### Auszug
▼▼▼
Zweckentfremdungsverbot: Hat es einen Zweck?

Zweckentfremdungsverbot

Der Mietendeckel wurde zwar vom Bundesverfassungsgericht gekippt.

Nicht nur bemühen sich die linksgrünen Parteien trotzdem um einen bundesweiten Mietenstopp. In Berlin verstärkt der rot-rot-grüne Senat außerdem immer wieder die Kontrolle über den Wohnungsmarkt, statt diesen durch Neubau zu entspannen. 

So soll mit einer Verschärfung des Berliner Zweckentfremdungsverbots gegen „illegale“ Ferienwohnungen noch härter vorgegangen werden.

Berliner Zweckentfremdungsverbot: Hintergrund

Im Jahr 2014 wurde das Berliner Zweckentfremdungsverbot (Gesetz über das Verbot der Zweckentfremdung von Wohnraum – ZwVbG) eingeführt. Dieses zielte darauf ab, die Nutzung von Wohnraum als Ferienunterkunft oder sonstiges Gewerbe stark einzuschränken. Hinzu kam, dass die Hotellobby sich zunehmend über den ihrer Meinung nach unlauteren Wettbewerb durch Ferienwohnungen beklagte. Denn Berlin ist die deutsche Stadt mit der höchsten Anzahl und Konzentration an Ferienwohnungen.

Quelle: AirbnbvsBerlin

Durch das Gesetz sollte die Berliner Wohnungsnot bekämpft werden. Dies indem „zweckentfremdete“ Wohnungen, welche als Ferienunterkunft oder Gewerbe genutzt, wieder zu Wohnraum umgestaltet wurden. Das 2014 in Kraft getretene Berliner Zweckentfremdungsverbot-Gesetz galt als eines der strengsten weltweit. Denn es sollte jegliche Vermietung von Wohnraum als Ferienunterkunft unterbinden.

Besonders betroffen fühlten sich Kleinvermieter, die nur ab und zu ihre Wohnung oder ein freies Zimmer als Ferienunterkunft anbieten wollten. Durch das sogenannte Homesharing verdienten diese Kleinvermieter ein zusätzliches Nebeneinkommen, von dem ihr Lebensunterhalt abhing. Wichtig ist, dass zu diesen Kleinanbietern von Ferienunterkünften auch Mieter gehörten, die ihre Wohnung oder einen Teil davon gelegentlich zur Untermiete anboten.
▲▲▲
### Daten
▼▼▼
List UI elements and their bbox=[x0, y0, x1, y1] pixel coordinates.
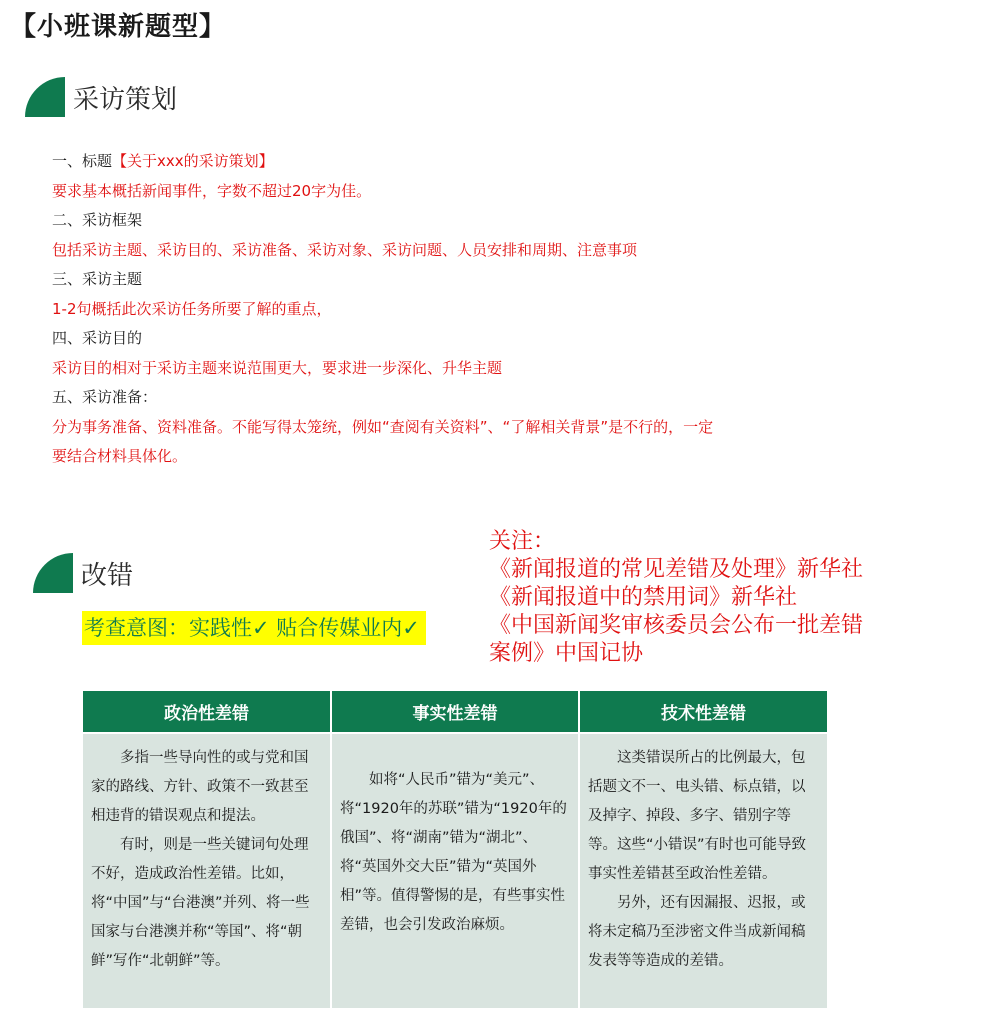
▲▲▲
### Übungsaufgaben
a – Geben Sie den Auszug zum Zweckentfremdungsverbot beginnend mit „Durch das Gesetz“ und fortlaufend bis „zur Untermiete anboten.“ wieder, und tauschen Sie dabei „Ferienunterkunft“ gegen „Urlaubsunterkunft“ aus.
b – Stimmen diese Aussagen mit dem Auszug zum Zweckentfremdungsverbot überein? Antworten Sie jeweils mit Ja oder Nein, und belegen Sie dies mit den entscheidenden Worten des Auszugs. (i) Das Berliner Zweckentfremdungsverbot wurde 2014 eingeführt. (ii) Berlin hat weniger Ferienwohnungen als andere deutsche Städte. (iii) Das Bundesverfassungsgericht hat den Mietendeckel bestätigt.
c – Führen Sie den Auszug zum Zweckentfremdungsverbot nach seinem letzten Satz weiter.
Die Daten sind eigenständiges Material und gehören nicht zum Auszug.

### Lösungen je Aufgabe
a –
Durch das Gesetz sollte die Berliner Wohnungsnot bekämpft werden. Dies indem „zweckentfremdete“ Wohnungen, welche als Urlaubsunterkunft oder Gewerbe genutzt, wieder zu Wohnraum umgestaltet wurden. Das 2014 in Kraft getretene Berliner Zweckentfremdungsverbot-Gesetz galt als eines der strengsten weltweit. Denn es sollte jegliche Vermietung von Wohnraum als Urlaubsunterkunft unterbinden.

Besonders betroffen fühlten sich Kleinvermieter, die nur ab und zu ihre Wohnung oder ein freies Zimmer als Urlaubsunterkunft anbieten wollten. Durch das sogenannte Homesharing verdienten diese Kleinvermieter ein zusätzliches Nebeneinkommen, von dem ihr Lebensunterhalt abhing. Wichtig ist, dass zu diesen Kleinanbietern von Ferienunterkünften auch Mieter gehörten, die ihre Wohnung oder einen Teil davon gelegentlich zur Untermiete anboten.

b –
(i) Ja: „Im Jahr 2014 wurde das Berliner Zweckentfremdungsverbot“
(ii) Nein: „Berlin ist die deutsche Stadt mit der höchsten Anzahl und Konzentration an Ferienwohnungen.“
(iii) Nein: „Der Mietendeckel wurde zwar vom Bundesverfassungsgericht gekippt.“

c –
Schnell kam es zu Klagen, nicht nur von Portalen wie dem ehemaligen Airbnb Konkurrenten Wimdu, sondern auch von zahlreichen Kleinanbietern. Die Verfassungskonformität des Gesetzes wurde bald in Frage gestellt. Schließlich sprach sich am 6. April 2017 das Berliner Oberverwaltungsgericht gegen das ursprüngliche Zweckentfremdungsverbot aus, und beurteilte es als teilweise verfassungswidrig.

Neuauflage des Zweckentfremdungsverbots 2018

So regelte der Berliner Senat 2018 das Zweckentfremdungsverbot neu, um den zahlreichen unzufriedenen Teilzeitvermietern von Ferienunterkünften entgegenzukommen.

Eine Zweckentfremdung von Wohnraum liegt laut dem überarbeiteten Zweckentfremdungsverbot-Gesetz von 2018 in den folgenden Fällen vor:

  1. Wenn Wohnraum „zur wiederholten nach Tagen oder Wochen bemessenen Vermietung als Ferienwohnung oder einer Fremdenbeherbergung, insbesondere einer gewerblichen Zimmervermietung oder der Einrichtung von Schlafstellen, genutzt wird“.
  2. Bei Leerstand von mehr als 3 Monaten.
  3. Bei gewerblicher oder beruflicher Nutzung einer eigentlichen Wohneinheit.
  4. Wenn die Bauart so stark verändert wurde, dass die Räumlichkeiten nicht mehr zu Wohnzwecken genutzt werden können.
  5. Wenn Wohnraum beseitigt wurde.

Die Vermietung von Wohnraum als Ferienunterkunft ist aber mit einer Genehmigung des Bezirksamtes unter einer der folgenden Voraussetzungen erlaubt (laut § 3 Absatz 3 Nummer 3 ZwVbG):

  1. Bei einer Gefährdung der wirtschaftlichen Existenz: Also wenn ein Vermieter von der gelegentlichen Untervermietung seiner Wohnung oder Teilen davon stark finanziell abhängt, und ohne diese nicht überleben könnte.
  2. Der Charakter als Berliner Hauptwohnung und Lebensmittelpunkt nicht angetastet wird, auch wenn während Abwesenheitszeiten die Wohnung anders als zu Wohnzwecken verwendet wird. Dies gilt z.B. für Flugbegleiter, die viel unterwegs sind, und in ihrer Abwesenheit ihre Berliner Hauptwohnung ab und zu als Ferienwohnung vermieten.
  3. Eine Nebenwohnung darf bis zu 90 Tage im Jahr zu anderen als Wohnzwecken genutzt werden, vorausgesetzt, es ist die einzige Nebenwohnung im Land Berlin, und die Hauptwohnung liegt nicht dort, sondern woanders.

Keine Zweckentfremdung wenn über die Hälfte der Wohnung als Wohnraum genutzt wird

Wichtig ist außerdem, dass keine Zweckentfremdung vorliegt, falls mehr als die Hälfte einer Wohnung zu Wohnzwecken genutzt wird.

Hier ein Beispiel.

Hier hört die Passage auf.